• **Available data**
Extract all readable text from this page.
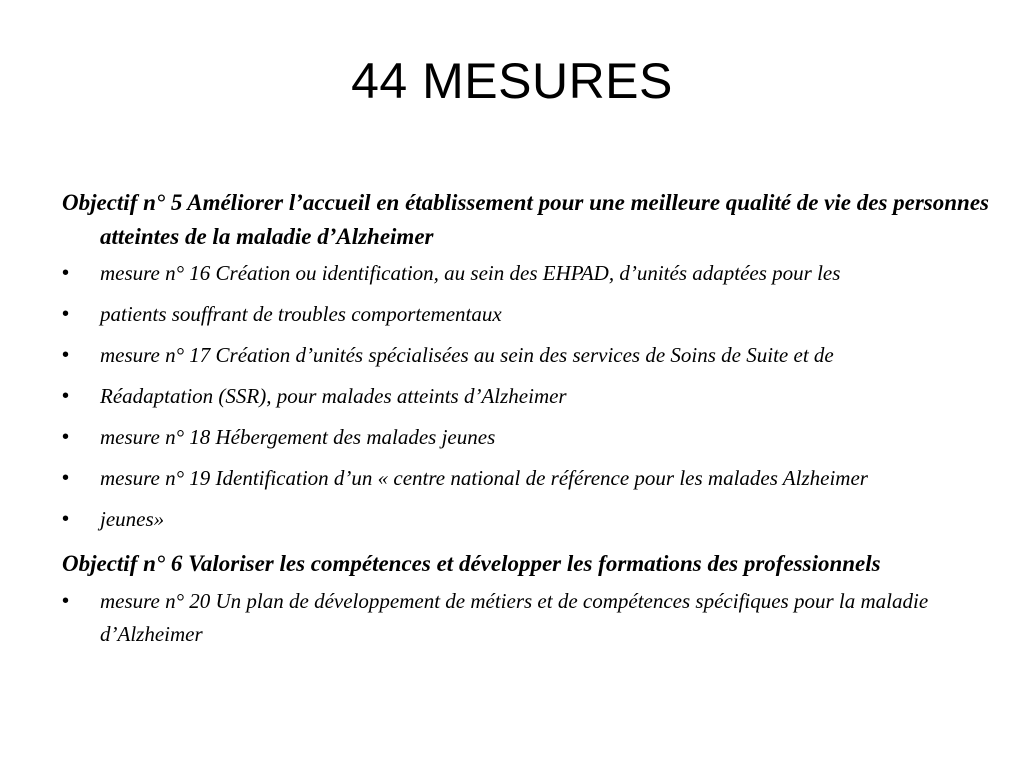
44 MESURES

Objectif n° 5 Améliorer l’accueil en établissement pour une meilleure qualité de vie des personnes atteintes de la maladie d’Alzheimer

• mesure n° 16 Création ou identification, au sein des EHPAD, d’unités adaptées pour les
• patients souffrant de troubles comportementaux
• mesure n° 17 Création d’unités spécialisées au sein des services de Soins de Suite et de
• Réadaptation (SSR), pour malades atteints d’Alzheimer
• mesure n° 18 Hébergement des malades jeunes
• mesure n° 19 Identification d’un « centre national de référence pour les malades Alzheimer
• jeunes»

Objectif n° 6 Valoriser les compétences et développer les formations des professionnels

• mesure n° 20 Un plan de développement de métiers et de compétences spécifiques pour la maladie d’Alzheimer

• **Task details**
Tell how many lines in the material above include the word "compétences", giving the number only.

• **Response to this task**
2